Source records:
________________

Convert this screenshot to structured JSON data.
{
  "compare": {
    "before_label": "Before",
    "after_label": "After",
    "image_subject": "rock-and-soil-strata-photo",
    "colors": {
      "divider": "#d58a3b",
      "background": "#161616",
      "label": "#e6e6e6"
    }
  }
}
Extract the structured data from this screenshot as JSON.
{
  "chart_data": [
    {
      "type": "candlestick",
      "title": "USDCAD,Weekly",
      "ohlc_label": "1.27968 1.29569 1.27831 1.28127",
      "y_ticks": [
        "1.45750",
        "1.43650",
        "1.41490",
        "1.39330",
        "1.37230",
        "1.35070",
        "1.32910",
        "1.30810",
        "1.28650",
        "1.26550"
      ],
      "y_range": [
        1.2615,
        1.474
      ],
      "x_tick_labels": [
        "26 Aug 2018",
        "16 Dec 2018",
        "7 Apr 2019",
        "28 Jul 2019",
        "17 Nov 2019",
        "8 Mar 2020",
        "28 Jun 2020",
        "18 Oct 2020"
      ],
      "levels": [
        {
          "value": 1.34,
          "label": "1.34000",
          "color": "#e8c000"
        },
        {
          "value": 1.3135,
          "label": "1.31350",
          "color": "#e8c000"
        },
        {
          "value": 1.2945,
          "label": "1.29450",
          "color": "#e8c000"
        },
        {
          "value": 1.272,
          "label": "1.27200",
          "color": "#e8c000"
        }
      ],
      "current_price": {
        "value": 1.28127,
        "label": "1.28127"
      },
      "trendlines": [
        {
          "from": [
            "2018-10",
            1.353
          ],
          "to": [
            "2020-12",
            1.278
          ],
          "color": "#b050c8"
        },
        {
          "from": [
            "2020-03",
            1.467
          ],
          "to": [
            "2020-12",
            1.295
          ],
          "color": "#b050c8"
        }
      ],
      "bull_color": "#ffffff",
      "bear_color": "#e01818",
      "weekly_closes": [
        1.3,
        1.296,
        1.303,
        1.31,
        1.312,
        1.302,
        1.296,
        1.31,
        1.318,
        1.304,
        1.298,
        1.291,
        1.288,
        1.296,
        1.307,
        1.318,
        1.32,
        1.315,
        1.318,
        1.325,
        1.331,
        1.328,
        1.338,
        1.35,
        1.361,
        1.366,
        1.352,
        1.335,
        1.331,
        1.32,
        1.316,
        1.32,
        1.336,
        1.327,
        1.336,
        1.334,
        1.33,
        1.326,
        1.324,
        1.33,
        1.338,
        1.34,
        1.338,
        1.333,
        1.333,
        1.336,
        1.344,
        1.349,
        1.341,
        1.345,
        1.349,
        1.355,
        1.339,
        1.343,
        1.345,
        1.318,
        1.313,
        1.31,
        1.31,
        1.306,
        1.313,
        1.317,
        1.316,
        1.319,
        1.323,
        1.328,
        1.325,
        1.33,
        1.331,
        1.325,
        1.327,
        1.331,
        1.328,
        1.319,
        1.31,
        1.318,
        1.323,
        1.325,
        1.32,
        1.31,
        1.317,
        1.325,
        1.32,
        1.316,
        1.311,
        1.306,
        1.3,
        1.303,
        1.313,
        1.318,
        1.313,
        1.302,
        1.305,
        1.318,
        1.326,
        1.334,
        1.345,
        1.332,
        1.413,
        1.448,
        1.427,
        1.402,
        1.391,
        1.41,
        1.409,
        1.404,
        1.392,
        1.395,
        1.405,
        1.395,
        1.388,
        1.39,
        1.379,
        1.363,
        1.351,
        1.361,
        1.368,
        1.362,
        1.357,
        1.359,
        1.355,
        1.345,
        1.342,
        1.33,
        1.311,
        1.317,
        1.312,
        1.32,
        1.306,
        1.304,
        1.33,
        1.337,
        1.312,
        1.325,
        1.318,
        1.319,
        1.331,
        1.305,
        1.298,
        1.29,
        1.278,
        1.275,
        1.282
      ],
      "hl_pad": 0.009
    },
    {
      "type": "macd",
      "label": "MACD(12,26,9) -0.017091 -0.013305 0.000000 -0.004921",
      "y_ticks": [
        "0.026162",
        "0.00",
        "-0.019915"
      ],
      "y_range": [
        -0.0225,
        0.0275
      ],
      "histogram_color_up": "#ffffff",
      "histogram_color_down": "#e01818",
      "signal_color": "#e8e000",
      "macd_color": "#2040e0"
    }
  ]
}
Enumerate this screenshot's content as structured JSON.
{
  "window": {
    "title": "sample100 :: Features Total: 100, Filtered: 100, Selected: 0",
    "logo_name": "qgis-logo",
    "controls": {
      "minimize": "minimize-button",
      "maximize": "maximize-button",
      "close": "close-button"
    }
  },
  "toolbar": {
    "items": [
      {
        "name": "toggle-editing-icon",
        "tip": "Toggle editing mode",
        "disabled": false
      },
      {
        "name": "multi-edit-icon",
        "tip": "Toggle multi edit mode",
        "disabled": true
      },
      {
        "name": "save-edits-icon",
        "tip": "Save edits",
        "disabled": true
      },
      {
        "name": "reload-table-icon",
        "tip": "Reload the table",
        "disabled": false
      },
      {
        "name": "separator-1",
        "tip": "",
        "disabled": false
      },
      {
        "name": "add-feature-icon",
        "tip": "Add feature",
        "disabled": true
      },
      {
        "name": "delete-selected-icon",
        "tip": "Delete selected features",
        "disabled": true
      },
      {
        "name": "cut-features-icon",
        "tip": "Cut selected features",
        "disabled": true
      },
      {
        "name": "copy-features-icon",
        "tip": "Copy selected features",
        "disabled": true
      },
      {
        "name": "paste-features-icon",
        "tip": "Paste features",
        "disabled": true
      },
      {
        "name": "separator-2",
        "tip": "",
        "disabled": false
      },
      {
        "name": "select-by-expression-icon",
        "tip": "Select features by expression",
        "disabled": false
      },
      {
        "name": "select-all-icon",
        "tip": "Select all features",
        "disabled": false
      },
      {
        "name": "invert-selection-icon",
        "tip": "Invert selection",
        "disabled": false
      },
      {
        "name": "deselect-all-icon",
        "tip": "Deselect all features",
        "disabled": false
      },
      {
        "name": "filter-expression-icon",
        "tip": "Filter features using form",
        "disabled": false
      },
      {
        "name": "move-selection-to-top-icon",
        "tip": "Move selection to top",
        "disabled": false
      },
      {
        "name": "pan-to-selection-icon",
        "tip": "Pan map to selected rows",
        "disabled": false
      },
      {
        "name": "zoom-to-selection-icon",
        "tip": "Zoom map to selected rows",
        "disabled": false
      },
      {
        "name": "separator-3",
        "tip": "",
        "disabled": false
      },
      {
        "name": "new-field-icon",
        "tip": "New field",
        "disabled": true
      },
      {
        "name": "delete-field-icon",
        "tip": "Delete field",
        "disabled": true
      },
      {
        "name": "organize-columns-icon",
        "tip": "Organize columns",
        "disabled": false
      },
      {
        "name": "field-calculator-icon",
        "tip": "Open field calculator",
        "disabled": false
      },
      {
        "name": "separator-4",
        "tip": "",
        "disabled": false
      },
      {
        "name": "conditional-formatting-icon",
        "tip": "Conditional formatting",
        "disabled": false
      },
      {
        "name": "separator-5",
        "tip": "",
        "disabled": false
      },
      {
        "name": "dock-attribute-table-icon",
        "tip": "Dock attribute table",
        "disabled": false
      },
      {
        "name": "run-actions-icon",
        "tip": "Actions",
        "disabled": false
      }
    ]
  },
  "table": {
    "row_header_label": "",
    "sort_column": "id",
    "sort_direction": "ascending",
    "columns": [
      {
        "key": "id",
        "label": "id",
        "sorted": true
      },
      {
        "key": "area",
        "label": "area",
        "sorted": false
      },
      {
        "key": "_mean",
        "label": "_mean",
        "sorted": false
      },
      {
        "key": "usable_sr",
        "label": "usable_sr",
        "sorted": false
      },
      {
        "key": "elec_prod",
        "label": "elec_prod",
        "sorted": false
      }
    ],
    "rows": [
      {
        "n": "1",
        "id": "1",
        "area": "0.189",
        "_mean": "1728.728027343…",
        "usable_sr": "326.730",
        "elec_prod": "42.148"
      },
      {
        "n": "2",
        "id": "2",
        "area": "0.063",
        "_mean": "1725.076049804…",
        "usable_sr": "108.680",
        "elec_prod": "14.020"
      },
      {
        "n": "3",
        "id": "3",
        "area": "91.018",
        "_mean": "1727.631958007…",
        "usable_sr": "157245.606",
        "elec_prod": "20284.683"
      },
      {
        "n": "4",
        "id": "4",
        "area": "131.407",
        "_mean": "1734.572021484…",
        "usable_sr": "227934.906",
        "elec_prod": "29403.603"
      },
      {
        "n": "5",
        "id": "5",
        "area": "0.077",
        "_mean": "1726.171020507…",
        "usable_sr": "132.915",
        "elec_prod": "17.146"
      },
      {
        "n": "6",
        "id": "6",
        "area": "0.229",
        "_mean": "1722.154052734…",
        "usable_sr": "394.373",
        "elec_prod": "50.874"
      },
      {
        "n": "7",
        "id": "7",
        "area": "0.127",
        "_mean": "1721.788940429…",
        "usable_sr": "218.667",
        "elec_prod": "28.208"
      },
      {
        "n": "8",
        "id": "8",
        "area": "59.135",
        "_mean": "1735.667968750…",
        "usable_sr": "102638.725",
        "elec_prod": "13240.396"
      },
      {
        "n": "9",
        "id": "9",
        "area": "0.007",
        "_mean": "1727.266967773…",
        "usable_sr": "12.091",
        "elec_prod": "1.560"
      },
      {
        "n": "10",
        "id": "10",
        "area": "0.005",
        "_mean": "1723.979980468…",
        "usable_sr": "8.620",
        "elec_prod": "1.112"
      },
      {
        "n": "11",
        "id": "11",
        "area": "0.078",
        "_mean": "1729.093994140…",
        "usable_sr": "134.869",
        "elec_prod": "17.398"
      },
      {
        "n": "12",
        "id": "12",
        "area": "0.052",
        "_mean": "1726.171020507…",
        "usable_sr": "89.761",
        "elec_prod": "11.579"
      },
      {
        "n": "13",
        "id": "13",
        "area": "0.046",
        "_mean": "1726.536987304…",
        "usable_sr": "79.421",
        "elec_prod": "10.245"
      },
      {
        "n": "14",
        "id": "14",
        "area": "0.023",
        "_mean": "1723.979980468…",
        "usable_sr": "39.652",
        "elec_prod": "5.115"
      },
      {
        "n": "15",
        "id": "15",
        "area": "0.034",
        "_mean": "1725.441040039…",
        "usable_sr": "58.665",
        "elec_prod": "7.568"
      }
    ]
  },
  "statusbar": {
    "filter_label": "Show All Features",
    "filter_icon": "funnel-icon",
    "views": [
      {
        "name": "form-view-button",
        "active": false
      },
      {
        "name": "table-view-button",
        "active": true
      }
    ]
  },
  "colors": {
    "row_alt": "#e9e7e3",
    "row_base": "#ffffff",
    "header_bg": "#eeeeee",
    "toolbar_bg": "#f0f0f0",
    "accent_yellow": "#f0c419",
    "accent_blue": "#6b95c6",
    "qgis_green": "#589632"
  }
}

________________

# WHAT YOU ARE ASKED TO DO:
For this exercise, gather every line of the data that contains the word "ffffff".

# RESPONSE BELOW:
      "bull_color": "#ffffff",
      "histogram_color_up": "#ffffff",
    "row_base": "#ffffff",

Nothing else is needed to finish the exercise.